===== Input material

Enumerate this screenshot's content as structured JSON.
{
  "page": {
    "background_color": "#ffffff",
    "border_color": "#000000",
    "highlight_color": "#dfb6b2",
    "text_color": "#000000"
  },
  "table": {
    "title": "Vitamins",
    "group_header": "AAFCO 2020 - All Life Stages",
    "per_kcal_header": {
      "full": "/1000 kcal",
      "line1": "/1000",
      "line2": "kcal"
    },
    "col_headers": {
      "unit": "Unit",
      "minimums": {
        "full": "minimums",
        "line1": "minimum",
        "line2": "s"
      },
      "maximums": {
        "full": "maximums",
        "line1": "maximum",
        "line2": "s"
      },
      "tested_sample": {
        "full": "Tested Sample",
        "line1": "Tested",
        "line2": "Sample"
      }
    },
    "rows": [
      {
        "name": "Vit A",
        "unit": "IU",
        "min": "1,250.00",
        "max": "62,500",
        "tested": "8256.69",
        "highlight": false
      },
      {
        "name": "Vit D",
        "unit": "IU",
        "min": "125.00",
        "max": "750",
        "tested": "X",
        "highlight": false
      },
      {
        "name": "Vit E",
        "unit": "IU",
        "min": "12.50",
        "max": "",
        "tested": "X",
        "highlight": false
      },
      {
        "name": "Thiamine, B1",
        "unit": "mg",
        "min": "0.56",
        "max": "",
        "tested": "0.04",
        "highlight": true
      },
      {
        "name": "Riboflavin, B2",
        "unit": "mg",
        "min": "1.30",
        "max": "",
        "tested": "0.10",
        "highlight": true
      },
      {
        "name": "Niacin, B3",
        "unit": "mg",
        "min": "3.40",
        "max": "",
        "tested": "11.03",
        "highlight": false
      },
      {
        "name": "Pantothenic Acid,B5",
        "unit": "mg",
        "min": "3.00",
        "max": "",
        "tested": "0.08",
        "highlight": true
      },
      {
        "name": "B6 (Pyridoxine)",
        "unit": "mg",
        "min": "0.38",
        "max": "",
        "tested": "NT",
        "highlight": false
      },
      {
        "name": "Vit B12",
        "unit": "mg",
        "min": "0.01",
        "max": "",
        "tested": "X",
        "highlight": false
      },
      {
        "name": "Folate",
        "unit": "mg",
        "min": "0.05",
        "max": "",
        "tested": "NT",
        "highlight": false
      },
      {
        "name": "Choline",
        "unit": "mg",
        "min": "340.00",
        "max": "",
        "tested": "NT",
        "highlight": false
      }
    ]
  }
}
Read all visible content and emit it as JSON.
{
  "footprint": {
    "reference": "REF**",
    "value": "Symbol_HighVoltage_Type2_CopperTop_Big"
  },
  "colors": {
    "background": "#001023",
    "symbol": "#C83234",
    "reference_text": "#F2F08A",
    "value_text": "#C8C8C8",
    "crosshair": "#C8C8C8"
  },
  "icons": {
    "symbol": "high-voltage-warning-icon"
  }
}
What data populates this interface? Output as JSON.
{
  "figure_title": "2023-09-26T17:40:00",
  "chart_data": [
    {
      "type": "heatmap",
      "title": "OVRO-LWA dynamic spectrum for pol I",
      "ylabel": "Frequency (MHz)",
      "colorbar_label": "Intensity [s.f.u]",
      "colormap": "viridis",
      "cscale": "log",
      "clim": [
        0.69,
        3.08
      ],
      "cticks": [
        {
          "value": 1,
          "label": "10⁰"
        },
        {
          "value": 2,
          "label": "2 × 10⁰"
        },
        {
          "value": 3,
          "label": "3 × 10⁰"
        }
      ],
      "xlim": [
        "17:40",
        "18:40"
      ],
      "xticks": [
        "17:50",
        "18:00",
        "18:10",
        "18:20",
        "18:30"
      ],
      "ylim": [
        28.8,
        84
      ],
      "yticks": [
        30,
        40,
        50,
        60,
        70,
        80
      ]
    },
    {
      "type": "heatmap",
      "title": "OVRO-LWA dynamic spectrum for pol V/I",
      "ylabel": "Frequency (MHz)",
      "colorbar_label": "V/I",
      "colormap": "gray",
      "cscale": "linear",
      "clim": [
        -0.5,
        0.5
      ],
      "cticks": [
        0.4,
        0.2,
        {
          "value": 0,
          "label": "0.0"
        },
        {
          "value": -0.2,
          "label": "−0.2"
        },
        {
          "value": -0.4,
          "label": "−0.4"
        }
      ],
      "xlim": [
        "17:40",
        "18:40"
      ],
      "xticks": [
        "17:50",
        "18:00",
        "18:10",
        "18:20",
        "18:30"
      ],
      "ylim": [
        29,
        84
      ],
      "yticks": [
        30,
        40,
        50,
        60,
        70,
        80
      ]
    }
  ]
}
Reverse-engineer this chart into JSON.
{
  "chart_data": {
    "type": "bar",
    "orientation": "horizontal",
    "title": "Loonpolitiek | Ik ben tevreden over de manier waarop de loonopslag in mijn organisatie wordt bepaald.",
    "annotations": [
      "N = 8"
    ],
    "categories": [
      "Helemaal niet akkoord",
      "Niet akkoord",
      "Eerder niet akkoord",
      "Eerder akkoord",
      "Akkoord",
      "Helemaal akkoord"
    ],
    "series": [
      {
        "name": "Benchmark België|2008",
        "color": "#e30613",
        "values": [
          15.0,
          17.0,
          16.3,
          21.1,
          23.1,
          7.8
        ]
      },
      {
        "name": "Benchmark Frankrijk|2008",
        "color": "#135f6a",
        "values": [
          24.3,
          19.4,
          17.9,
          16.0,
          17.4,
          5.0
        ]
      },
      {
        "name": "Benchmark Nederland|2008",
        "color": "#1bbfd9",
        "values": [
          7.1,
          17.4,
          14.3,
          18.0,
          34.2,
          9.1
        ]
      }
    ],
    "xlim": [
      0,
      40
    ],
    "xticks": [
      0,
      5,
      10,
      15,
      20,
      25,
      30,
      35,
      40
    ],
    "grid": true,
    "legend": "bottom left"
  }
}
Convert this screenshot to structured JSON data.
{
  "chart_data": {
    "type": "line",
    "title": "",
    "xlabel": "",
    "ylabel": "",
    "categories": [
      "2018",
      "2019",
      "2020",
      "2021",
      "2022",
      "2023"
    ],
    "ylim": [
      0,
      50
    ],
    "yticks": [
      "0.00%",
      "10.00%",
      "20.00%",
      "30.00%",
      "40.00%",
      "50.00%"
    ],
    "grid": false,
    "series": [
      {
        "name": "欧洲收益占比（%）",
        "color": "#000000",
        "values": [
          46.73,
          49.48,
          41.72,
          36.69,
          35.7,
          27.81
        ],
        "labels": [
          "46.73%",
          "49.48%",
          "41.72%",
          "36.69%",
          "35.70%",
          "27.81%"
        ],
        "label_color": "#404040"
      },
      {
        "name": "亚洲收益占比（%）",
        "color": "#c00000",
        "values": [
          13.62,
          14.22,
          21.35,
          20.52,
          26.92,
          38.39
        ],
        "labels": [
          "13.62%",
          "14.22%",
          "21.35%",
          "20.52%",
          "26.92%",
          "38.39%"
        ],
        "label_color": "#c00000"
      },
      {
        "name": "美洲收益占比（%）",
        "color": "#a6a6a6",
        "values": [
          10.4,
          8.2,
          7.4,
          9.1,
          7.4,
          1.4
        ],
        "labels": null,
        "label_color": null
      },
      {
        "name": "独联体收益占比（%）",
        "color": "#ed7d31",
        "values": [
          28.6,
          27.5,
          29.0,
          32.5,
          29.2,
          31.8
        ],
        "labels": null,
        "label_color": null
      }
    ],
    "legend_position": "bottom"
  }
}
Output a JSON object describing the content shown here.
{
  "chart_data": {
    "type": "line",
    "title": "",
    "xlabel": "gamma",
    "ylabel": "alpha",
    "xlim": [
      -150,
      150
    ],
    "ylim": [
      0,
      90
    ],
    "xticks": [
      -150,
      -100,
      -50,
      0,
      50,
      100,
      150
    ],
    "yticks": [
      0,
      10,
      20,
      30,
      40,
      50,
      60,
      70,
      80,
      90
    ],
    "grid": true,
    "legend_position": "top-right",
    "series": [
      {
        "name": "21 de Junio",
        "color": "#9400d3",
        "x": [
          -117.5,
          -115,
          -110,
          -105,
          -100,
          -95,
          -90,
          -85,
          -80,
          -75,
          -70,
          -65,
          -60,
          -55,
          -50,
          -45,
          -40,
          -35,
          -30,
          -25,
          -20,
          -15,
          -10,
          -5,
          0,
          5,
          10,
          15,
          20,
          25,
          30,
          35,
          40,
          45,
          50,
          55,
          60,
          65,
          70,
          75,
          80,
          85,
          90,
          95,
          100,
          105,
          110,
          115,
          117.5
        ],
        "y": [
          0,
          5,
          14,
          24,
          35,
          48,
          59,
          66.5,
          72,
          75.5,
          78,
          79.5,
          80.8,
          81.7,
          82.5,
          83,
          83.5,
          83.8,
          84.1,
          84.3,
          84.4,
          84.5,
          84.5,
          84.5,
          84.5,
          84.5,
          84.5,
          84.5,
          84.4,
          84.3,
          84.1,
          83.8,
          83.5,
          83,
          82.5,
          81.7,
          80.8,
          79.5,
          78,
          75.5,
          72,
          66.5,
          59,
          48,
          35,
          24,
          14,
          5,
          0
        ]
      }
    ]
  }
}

==========

Copy every line of the listing that contains the word "screenshot".

▶ _Written solution_
Enumerate this screenshot's content as structured JSON.
Convert this screenshot to structured JSON data.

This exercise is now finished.